Set problem => Each line containing the word "highlight" must be collected.

Records for the exercise =>
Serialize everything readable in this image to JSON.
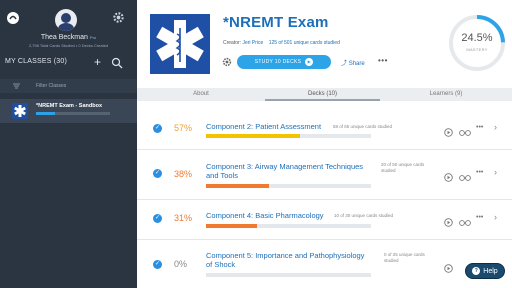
{
  "sidebar": {
    "user_name": "Thea Beckman",
    "user_badge": "Pro",
    "user_stats": "2,798 Total Cards Studied • 0 Decks Created",
    "classes_label": "MY CLASSES (30)",
    "add_label": "+",
    "filter_placeholder": "Filter Classes",
    "active_class": {
      "name": "*NREMT Exam - Sandbox",
      "progress": 0.25
    }
  },
  "header": {
    "title": "*NREMT Exam",
    "creator_prefix": "Creator:",
    "creator_name": "Jeri Price",
    "cards_studied": "125 of 501 unique cards studied",
    "study_button": "STUDY 10 DECKS",
    "share_label": "Share",
    "more_label": "•••",
    "mastery_value": "24.5%",
    "mastery_label": "MASTERY",
    "mastery_fraction": 0.245
  },
  "tabs": [
    {
      "label": "About"
    },
    {
      "label": "Decks (10)"
    },
    {
      "label": "Learners (9)"
    }
  ],
  "decks": [
    {
      "percent": "57%",
      "name_line1": "Component 2: Patient Assessment",
      "name_line2": "",
      "studied_line1": "58 of 65 unique cards studied",
      "studied_line2": "",
      "progress": 0.57,
      "color": "#f2c300",
      "pct_color": "#f0a030"
    },
    {
      "percent": "38%",
      "name_line1": "Component 3: Airway Management Techniques",
      "name_line2": "and Tools",
      "studied_line1": "20 of 50 unique cards",
      "studied_line2": "studied",
      "progress": 0.38,
      "color": "#f07a30",
      "pct_color": "#f07a30"
    },
    {
      "percent": "31%",
      "name_line1": "Component 4: Basic Pharmacology",
      "name_line2": "",
      "studied_line1": "10 of 30 unique cards studied",
      "studied_line2": "",
      "progress": 0.31,
      "color": "#f07a30",
      "pct_color": "#f07a30"
    },
    {
      "percent": "0%",
      "name_line1": "Component 5: Importance and Pathophysiology",
      "name_line2": "of Shock",
      "studied_line1": "0 of 25 unique cards",
      "studied_line2": "studied",
      "progress": 0.0,
      "color": "#e4e7eb",
      "pct_color": "#888888"
    }
  ],
  "help_label": "Help"
}
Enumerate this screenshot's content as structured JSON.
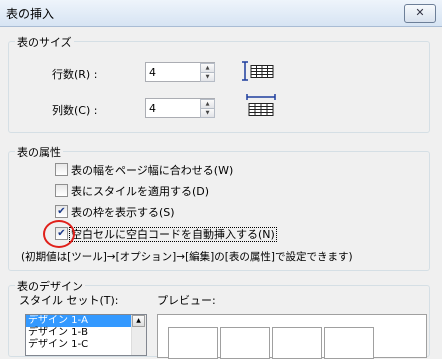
{
  "window": {
    "title": "表の挿入",
    "close_glyph": "✕"
  },
  "size_group": {
    "label": "表のサイズ",
    "rows_label": "行数(R) :",
    "rows_value": "4",
    "cols_label": "列数(C) :",
    "cols_value": "4"
  },
  "attrs_group": {
    "label": "表の属性",
    "checkboxes": [
      {
        "label": "表の幅をページ幅に合わせる(W)",
        "checked": false
      },
      {
        "label": "表にスタイルを適用する(D)",
        "checked": false
      },
      {
        "label": "表の枠を表示する(S)",
        "checked": true
      },
      {
        "label": "空白セルに空白コードを自動挿入する(N)",
        "checked": true
      }
    ],
    "note": "(初期値は[ツール]→[オプション]→[編集]の[表の属性]で設定できます)"
  },
  "design_group": {
    "label": "表のデザイン",
    "style_set_label": "スタイル セット(T):",
    "preview_label": "プレビュー:",
    "style_items": [
      "デザイン 1-A",
      "デザイン 1-B",
      "デザイン 1-C"
    ],
    "selected_index": 0
  },
  "colors": {
    "highlight": "#e0201a",
    "icon": "#1d3e9e",
    "selection": "#3399ff"
  }
}
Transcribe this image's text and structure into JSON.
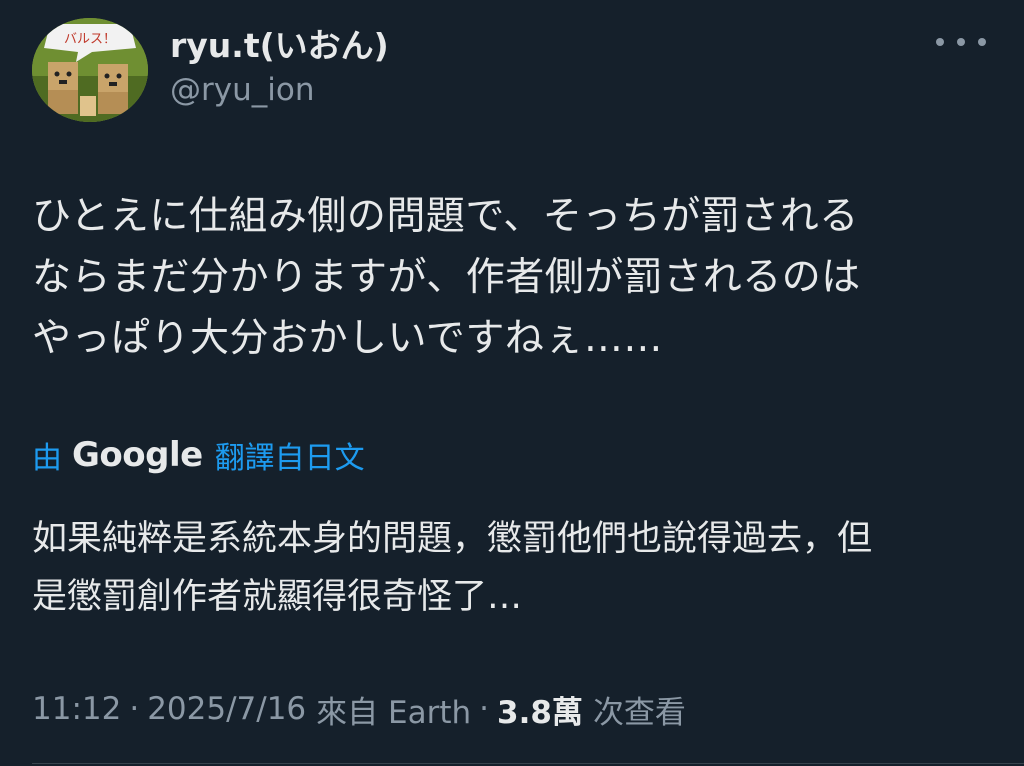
{
  "user": {
    "display_name": "ryu.t(いおん)",
    "handle": "@ryu_ion",
    "avatar_caption": "バルス！"
  },
  "post": {
    "text": "ひとえに仕組み側の問題で、そっちが罰される\nならまだ分かりますが、作者側が罰されるのは\nやっぱり大分おかしいですねぇ……"
  },
  "translation": {
    "prefix": "由",
    "brand": "Google",
    "suffix": "翻譯自日文",
    "text": "如果純粹是系統本身的問題，懲罰他們也說得過去，但\n是懲罰創作者就顯得很奇怪了…"
  },
  "meta": {
    "time": "11:12",
    "date": "2025/7/16",
    "source": "來自 Earth",
    "separator": "·",
    "views_count": "3.8萬",
    "views_label": "次查看"
  },
  "colors": {
    "background": "#15202b",
    "primary_text": "#e7e9ea",
    "secondary_text": "#8b98a5",
    "accent": "#1d9bf0"
  },
  "icons": {
    "more": "more-horizontal-icon"
  }
}
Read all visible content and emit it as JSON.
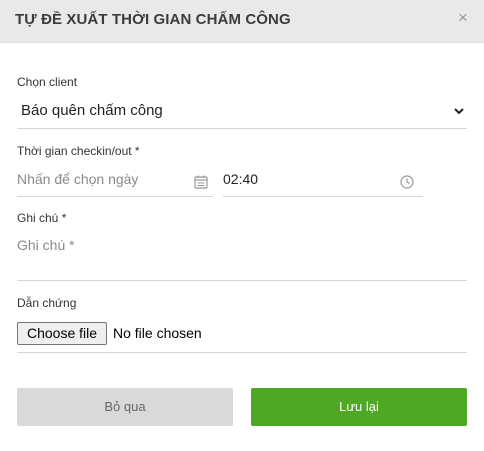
{
  "dialog": {
    "title": "TỰ ĐỀ XUẤT THỜI GIAN CHẤM CÔNG",
    "close_symbol": "×"
  },
  "form": {
    "client": {
      "label": "Chọn client",
      "value": "Báo quên chấm công"
    },
    "checkin": {
      "label": "Thời gian checkin/out *",
      "date_placeholder": "Nhấn để chọn ngày",
      "time_value": "02:40"
    },
    "note": {
      "label": "Ghi chú *",
      "placeholder": "Ghi chú *"
    },
    "evidence": {
      "label": "Dẫn chứng",
      "choose_button": "Choose file",
      "status": "No file chosen"
    }
  },
  "actions": {
    "cancel_label": "Bỏ qua",
    "save_label": "Lưu lại"
  },
  "colors": {
    "header_bg": "#e9e9e9",
    "save_bg": "#4fa825",
    "cancel_bg": "#d9d9d9"
  },
  "icons": {
    "close": "close-icon",
    "select": "chevron-down-icon",
    "date": "calendar-icon",
    "time": "clock-icon"
  }
}
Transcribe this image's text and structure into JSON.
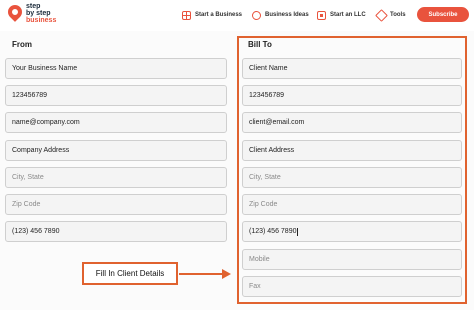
{
  "header": {
    "logo": {
      "line1": "step",
      "line2": "by step",
      "line3": "business"
    },
    "nav": [
      {
        "label": "Start a Business",
        "icon": "grid-icon"
      },
      {
        "label": "Business Ideas",
        "icon": "lightbulb-icon"
      },
      {
        "label": "Start an LLC",
        "icon": "llc-icon"
      },
      {
        "label": "Tools",
        "icon": "tools-icon"
      }
    ],
    "subscribe_label": "Subscribe"
  },
  "from": {
    "title": "From",
    "fields": [
      {
        "value": "Your Business Name"
      },
      {
        "value": "123456789"
      },
      {
        "value": "name@company.com"
      },
      {
        "value": "Company Address"
      },
      {
        "placeholder": "City, State"
      },
      {
        "placeholder": "Zip Code"
      },
      {
        "value": "(123) 456 7890"
      }
    ]
  },
  "bill_to": {
    "title": "Bill To",
    "fields": [
      {
        "value": "Client Name"
      },
      {
        "value": "123456789"
      },
      {
        "value": "client@email.com"
      },
      {
        "value": "Client Address"
      },
      {
        "placeholder": "City, State"
      },
      {
        "placeholder": "Zip Code"
      },
      {
        "value": "(123) 456 7890"
      },
      {
        "placeholder": "Mobile"
      },
      {
        "placeholder": "Fax"
      }
    ]
  },
  "annotation": {
    "text": "Fill In Client Details"
  },
  "colors": {
    "accent": "#e9533d",
    "highlight": "#e0622f"
  }
}
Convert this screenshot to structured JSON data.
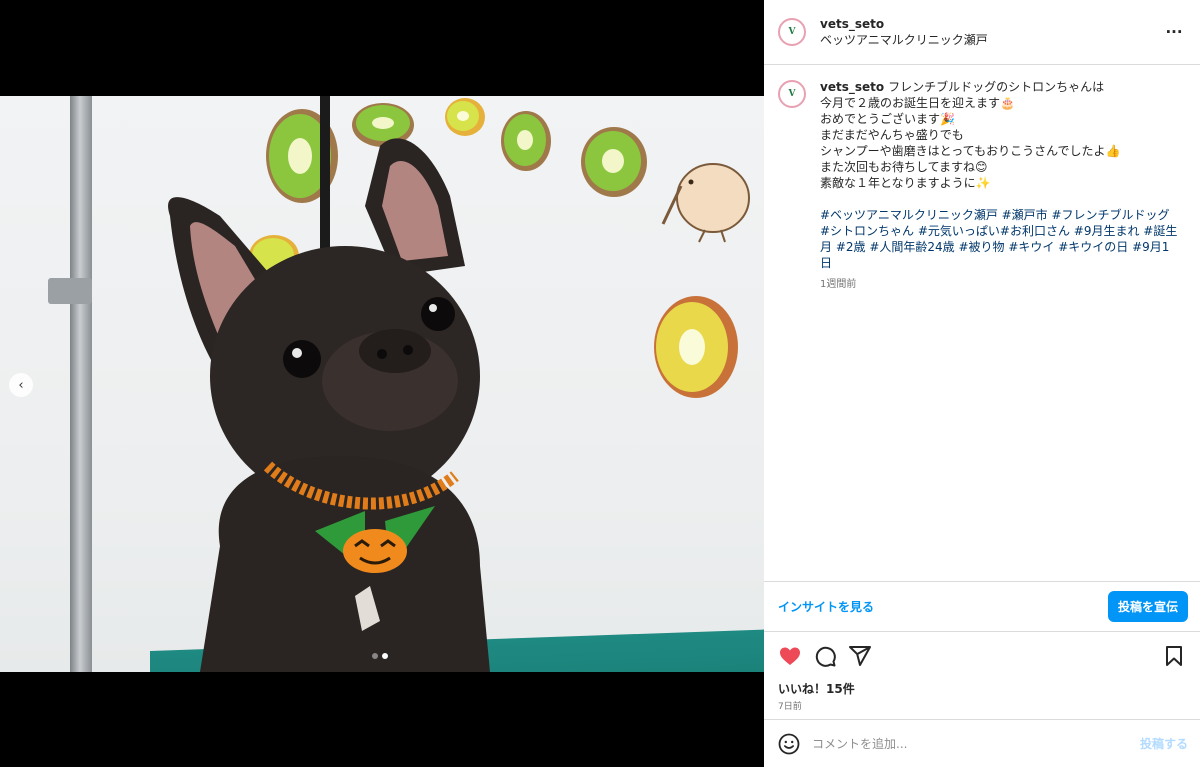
{
  "header": {
    "username": "vets_seto",
    "location": "ベッツアニマルクリニック瀬戸",
    "more_icon": "more-horizontal-icon"
  },
  "caption": {
    "username": "vets_seto",
    "lines": [
      "フレンチブルドッグのシトロンちゃんは",
      "今月で２歳のお誕生日を迎えます🎂",
      "おめでとうございます🎉",
      "まだまだやんちゃ盛りでも",
      "シャンプーや歯磨きはとってもおりこうさんでしたよ👍",
      "また次回もお待ちしてますね😊",
      "素敵な１年となりますように✨"
    ],
    "hashtags": "#ベッツアニマルクリニック瀬戸 #瀬戸市 #フレンチブルドッグ #シトロンちゃん #元気いっぱい#お利口さん #9月生まれ #誕生月 #2歳 #人間年齢24歳 #被り物 #キウイ #キウイの日 #9月1日",
    "time_ago": "1週間前"
  },
  "insight": {
    "link_label": "インサイトを見る",
    "promote_label": "投稿を宣伝"
  },
  "actions": {
    "likes": "いいね！15件",
    "date": "7日前",
    "liked_color": "#ed4956"
  },
  "comment": {
    "placeholder": "コメントを追加...",
    "post_label": "投稿する"
  },
  "carousel": {
    "prev_icon": "chevron-left-icon",
    "slide_count": 2,
    "active_slide": 2
  }
}
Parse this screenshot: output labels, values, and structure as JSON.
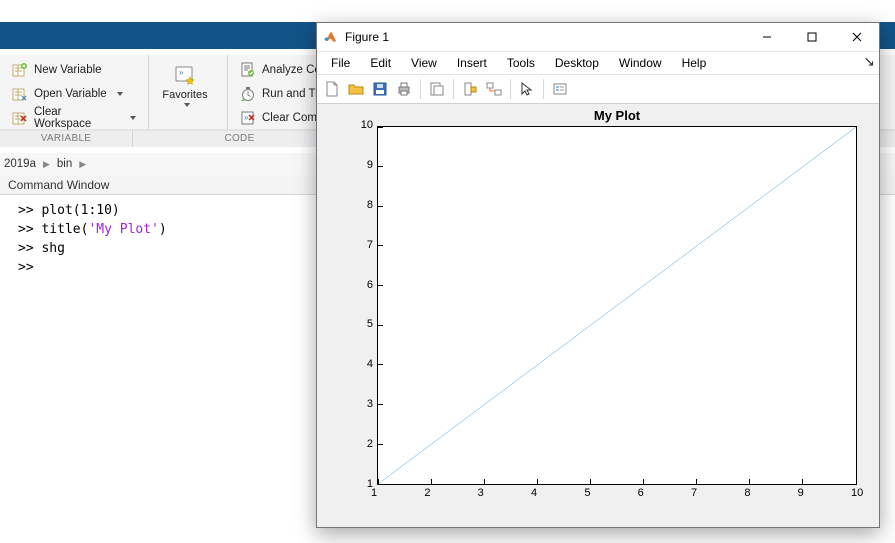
{
  "toolstrip": {
    "variable": {
      "label": "VARIABLE",
      "new_var": "New Variable",
      "open_var": "Open Variable",
      "clear_ws": "Clear Workspace"
    },
    "favorites": {
      "label": "Favorites"
    },
    "code": {
      "label": "CODE",
      "analyze": "Analyze Code",
      "runtime": "Run and Time",
      "clear": "Clear Commands"
    }
  },
  "address": {
    "seg1": "2019a",
    "seg2": "bin"
  },
  "command_window": {
    "title": "Command Window",
    "lines": [
      {
        "prompt": ">> ",
        "text": "plot(1:10)"
      },
      {
        "prompt": ">> ",
        "text_pre": "title(",
        "str": "'My Plot'",
        "text_post": ")"
      },
      {
        "prompt": ">> ",
        "text": "shg"
      },
      {
        "prompt": ">> ",
        "text": ""
      }
    ]
  },
  "figure": {
    "title": "Figure 1",
    "menu": [
      "File",
      "Edit",
      "View",
      "Insert",
      "Tools",
      "Desktop",
      "Window",
      "Help"
    ],
    "toolbar_icons": [
      "new-file-icon",
      "open-folder-icon",
      "save-icon",
      "print-icon",
      "page-setup-icon",
      "data-cursor-icon",
      "link-plots-icon",
      "pointer-icon",
      "insert-legend-icon"
    ]
  },
  "chart_data": {
    "type": "line",
    "title": "My Plot",
    "x": [
      1,
      2,
      3,
      4,
      5,
      6,
      7,
      8,
      9,
      10
    ],
    "values": [
      1,
      2,
      3,
      4,
      5,
      6,
      7,
      8,
      9,
      10
    ],
    "xlim": [
      1,
      10
    ],
    "ylim": [
      1,
      10
    ],
    "xticks": [
      1,
      2,
      3,
      4,
      5,
      6,
      7,
      8,
      9,
      10
    ],
    "yticks": [
      1,
      2,
      3,
      4,
      5,
      6,
      7,
      8,
      9,
      10
    ],
    "xlabel": "",
    "ylabel": ""
  }
}
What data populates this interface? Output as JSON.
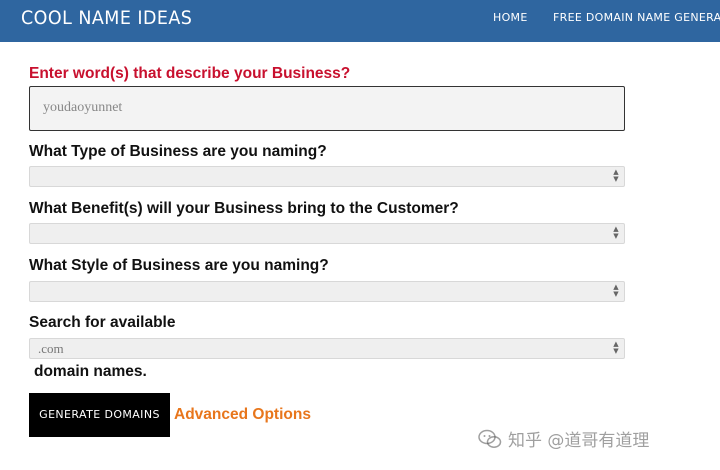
{
  "header": {
    "brand": "COOL NAME IDEAS",
    "nav": {
      "home": "HOME",
      "generators": "FREE DOMAIN NAME GENERATORS"
    }
  },
  "form": {
    "describe_label": "Enter word(s) that describe your Business?",
    "describe_value": "youdaoyunnet",
    "type_label": "What Type of Business are you naming?",
    "type_value": "",
    "benefit_label": "What Benefit(s) will your Business bring to the Customer?",
    "benefit_value": "",
    "style_label": "What Style of Business are you naming?",
    "style_value": "",
    "search_label": "Search for available",
    "tld_value": ".com",
    "domain_suffix": "domain names.",
    "generate_label": "GENERATE DOMAINS",
    "advanced_label": "Advanced Options"
  },
  "watermark": {
    "text": "知乎 @道哥有道理",
    "icon": "wechat-icon"
  },
  "colors": {
    "header_bg": "#2f66a0",
    "accent_red": "#c8102e",
    "accent_orange": "#e8761c",
    "button_bg": "#000000"
  }
}
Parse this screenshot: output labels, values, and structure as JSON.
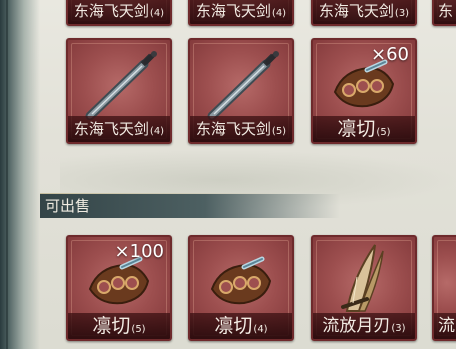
{
  "top_row": [
    {
      "name": "东海飞天剑",
      "level": "(4)"
    },
    {
      "name": "东海飞天剑",
      "level": "(4)"
    },
    {
      "name": "东海飞天剑",
      "level": "(3)"
    },
    {
      "name": "东",
      "level": ""
    }
  ],
  "middle_row": [
    {
      "name": "东海飞天剑",
      "level": "(4)",
      "icon": "sword-icon"
    },
    {
      "name": "东海飞天剑",
      "level": "(5)",
      "icon": "sword-icon"
    },
    {
      "name": "凛切",
      "level": "(5)",
      "quantity": "×60",
      "icon": "knuckle-duster-icon"
    }
  ],
  "section": {
    "title": "可出售"
  },
  "bottom_row": [
    {
      "name": "凛切",
      "level": "(5)",
      "quantity": "×100",
      "icon": "knuckle-duster-icon"
    },
    {
      "name": "凛切",
      "level": "(4)",
      "icon": "knuckle-duster-icon"
    },
    {
      "name": "流放月刃",
      "level": "(3)",
      "icon": "crescent-blade-icon"
    },
    {
      "name": "流",
      "level": ""
    }
  ],
  "colors": {
    "card_bg": "#9d4f4f",
    "card_border": "#6e2a2c",
    "name_text": "#f3ece4",
    "header_bg": "#334447"
  }
}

Result for this exercise =>
    "highlight": "#e0201a",
    "highlight": "#e0622f"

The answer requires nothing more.